[BEGIN Entries provided]

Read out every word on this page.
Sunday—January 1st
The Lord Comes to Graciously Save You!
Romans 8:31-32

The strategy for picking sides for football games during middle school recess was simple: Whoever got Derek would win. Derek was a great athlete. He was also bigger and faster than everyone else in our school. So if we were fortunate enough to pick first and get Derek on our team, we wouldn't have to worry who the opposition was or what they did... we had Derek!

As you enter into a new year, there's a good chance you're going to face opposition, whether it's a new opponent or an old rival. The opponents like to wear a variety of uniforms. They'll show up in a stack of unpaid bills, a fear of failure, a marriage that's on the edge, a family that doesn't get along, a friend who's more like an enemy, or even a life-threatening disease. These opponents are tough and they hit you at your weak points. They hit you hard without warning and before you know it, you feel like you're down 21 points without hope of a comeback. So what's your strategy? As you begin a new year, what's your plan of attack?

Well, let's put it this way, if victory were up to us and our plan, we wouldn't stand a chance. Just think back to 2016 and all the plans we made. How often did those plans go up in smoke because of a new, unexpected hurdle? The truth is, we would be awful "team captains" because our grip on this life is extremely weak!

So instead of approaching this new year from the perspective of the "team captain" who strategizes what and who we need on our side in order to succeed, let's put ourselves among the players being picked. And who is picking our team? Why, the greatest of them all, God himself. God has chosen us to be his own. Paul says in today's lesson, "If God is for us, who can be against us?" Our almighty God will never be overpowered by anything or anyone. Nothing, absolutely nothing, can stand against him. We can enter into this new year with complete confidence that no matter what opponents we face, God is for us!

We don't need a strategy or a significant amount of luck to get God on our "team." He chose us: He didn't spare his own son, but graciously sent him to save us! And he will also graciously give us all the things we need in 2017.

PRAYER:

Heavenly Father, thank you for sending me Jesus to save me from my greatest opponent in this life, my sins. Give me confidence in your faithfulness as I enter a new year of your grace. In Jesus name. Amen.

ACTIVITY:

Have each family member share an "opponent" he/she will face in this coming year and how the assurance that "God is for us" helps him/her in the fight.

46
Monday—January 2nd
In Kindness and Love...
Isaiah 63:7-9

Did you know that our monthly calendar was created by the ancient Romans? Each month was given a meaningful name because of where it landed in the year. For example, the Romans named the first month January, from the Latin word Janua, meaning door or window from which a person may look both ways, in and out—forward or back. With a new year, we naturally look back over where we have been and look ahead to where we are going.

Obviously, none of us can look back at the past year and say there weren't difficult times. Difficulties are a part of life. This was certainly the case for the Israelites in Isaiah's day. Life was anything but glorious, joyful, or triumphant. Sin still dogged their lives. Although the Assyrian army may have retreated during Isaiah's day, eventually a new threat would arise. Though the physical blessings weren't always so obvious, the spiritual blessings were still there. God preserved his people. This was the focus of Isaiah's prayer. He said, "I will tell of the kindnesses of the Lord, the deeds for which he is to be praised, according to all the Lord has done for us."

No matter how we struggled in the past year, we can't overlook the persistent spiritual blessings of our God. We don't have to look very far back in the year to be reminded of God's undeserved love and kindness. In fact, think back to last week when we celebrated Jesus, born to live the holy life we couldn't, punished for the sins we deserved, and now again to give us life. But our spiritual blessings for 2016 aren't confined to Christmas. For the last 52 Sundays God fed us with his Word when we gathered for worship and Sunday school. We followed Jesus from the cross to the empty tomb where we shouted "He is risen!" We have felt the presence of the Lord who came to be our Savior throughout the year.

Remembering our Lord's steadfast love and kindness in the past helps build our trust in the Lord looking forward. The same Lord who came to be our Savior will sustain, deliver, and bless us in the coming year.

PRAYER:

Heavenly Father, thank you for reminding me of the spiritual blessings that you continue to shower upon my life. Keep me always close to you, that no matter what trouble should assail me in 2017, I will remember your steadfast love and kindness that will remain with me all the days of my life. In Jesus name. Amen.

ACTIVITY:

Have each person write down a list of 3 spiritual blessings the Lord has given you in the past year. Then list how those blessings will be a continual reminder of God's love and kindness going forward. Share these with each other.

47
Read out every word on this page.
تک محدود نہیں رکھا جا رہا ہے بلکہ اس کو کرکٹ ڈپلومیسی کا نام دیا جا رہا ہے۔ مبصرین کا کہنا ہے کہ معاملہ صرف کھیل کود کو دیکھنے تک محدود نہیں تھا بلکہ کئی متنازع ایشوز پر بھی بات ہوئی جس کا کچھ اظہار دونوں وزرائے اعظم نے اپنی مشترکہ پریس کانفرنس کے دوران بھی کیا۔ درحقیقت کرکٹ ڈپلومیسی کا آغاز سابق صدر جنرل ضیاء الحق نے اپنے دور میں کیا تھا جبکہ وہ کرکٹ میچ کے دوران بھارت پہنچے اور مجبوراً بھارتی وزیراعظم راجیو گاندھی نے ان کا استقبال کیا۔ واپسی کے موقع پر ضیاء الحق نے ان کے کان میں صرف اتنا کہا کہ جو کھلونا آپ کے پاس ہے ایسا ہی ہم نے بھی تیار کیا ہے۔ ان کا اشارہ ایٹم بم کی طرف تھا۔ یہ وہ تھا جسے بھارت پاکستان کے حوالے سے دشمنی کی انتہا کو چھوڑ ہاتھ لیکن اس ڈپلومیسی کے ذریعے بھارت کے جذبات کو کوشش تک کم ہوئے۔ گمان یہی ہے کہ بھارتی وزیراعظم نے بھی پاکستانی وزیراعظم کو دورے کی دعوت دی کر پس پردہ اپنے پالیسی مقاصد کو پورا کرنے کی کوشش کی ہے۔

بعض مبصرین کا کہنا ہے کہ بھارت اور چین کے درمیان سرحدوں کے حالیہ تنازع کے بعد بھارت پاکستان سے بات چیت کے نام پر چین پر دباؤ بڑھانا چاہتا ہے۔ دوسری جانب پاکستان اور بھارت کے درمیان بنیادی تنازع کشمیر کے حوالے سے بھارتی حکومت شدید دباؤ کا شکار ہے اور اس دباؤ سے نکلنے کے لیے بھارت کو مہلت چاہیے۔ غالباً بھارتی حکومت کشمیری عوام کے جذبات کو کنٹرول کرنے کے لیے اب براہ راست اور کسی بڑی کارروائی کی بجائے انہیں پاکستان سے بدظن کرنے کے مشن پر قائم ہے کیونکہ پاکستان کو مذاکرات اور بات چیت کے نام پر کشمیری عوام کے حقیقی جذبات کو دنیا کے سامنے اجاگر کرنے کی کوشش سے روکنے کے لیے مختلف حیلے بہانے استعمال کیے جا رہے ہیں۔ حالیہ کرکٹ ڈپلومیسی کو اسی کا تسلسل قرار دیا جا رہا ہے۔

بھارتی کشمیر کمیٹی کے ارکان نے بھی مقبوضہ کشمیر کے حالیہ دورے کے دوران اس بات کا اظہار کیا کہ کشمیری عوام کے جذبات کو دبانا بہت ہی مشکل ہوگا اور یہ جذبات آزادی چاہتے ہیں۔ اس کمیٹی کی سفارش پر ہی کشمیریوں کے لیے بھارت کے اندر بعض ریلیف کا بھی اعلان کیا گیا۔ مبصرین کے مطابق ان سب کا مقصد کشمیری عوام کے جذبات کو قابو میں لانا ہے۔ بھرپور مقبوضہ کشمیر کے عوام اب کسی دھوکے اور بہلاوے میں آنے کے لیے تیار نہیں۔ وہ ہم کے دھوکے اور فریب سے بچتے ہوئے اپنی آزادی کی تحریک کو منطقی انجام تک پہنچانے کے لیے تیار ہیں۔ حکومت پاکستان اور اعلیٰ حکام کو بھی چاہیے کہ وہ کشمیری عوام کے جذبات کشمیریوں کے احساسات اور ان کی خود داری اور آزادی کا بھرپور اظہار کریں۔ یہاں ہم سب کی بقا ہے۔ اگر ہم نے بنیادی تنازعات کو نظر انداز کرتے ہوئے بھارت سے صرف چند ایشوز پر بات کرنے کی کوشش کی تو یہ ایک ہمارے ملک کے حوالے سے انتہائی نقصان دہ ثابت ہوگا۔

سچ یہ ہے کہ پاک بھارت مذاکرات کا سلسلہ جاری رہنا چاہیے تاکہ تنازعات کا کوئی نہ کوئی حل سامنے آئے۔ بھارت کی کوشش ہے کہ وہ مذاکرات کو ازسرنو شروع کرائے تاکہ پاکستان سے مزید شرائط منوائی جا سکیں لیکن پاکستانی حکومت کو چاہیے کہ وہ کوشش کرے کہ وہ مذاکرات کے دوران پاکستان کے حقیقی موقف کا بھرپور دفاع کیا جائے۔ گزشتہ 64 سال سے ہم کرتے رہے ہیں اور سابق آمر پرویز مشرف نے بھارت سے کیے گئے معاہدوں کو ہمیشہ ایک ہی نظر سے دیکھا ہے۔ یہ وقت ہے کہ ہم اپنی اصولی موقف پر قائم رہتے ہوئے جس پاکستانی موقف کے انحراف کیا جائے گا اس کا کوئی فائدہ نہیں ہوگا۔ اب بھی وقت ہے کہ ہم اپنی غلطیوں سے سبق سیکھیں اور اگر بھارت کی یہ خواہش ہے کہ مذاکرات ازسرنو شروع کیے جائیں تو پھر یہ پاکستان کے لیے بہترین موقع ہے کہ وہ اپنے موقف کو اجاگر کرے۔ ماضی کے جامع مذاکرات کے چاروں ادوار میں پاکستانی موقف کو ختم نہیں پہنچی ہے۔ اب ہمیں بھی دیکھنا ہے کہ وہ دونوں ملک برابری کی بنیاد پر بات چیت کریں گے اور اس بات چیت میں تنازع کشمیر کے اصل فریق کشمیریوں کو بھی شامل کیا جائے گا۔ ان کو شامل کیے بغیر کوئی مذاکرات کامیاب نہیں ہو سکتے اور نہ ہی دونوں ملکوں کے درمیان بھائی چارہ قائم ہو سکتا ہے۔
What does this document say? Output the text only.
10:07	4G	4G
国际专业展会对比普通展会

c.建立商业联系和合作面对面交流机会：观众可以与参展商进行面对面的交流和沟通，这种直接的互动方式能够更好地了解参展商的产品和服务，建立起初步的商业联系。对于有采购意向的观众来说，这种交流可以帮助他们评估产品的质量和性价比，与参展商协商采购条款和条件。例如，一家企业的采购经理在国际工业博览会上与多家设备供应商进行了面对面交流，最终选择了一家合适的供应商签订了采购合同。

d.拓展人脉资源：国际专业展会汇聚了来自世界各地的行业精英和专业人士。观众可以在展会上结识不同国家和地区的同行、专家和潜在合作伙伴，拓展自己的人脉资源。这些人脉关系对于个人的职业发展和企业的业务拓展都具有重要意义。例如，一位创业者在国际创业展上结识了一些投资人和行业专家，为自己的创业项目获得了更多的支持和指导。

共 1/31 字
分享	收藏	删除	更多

[END Entries provided]

Request
Return only the lines running from the line with "What does this" to the last line of the records, both included, exactly as written.

Reply
What does this document say? Output the text only.
10:07	4G	4G
国际专业展会对比普通展会

c.建立商业联系和合作面对面交流机会：观众可以与参展商进行面对面的交流和沟通，这种直接的互动方式能够更好地了解参展商的产品和服务，建立起初步的商业联系。对于有采购意向的观众来说，这种交流可以帮助他们评估产品的质量和性价比，与参展商协商采购条款和条件。例如，一家企业的采购经理在国际工业博览会上与多家设备供应商进行了面对面交流，最终选择了一家合适的供应商签订了采购合同。

d.拓展人脉资源：国际专业展会汇聚了来自世界各地的行业精英和专业人士。观众可以在展会上结识不同国家和地区的同行、专家和潜在合作伙伴，拓展自己的人脉资源。这些人脉关系对于个人的职业发展和企业的业务拓展都具有重要意义。例如，一位创业者在国际创业展上结识了一些投资人和行业专家，为自己的创业项目获得了更多的支持和指导。

共 1/31 字
分享	收藏	删除	更多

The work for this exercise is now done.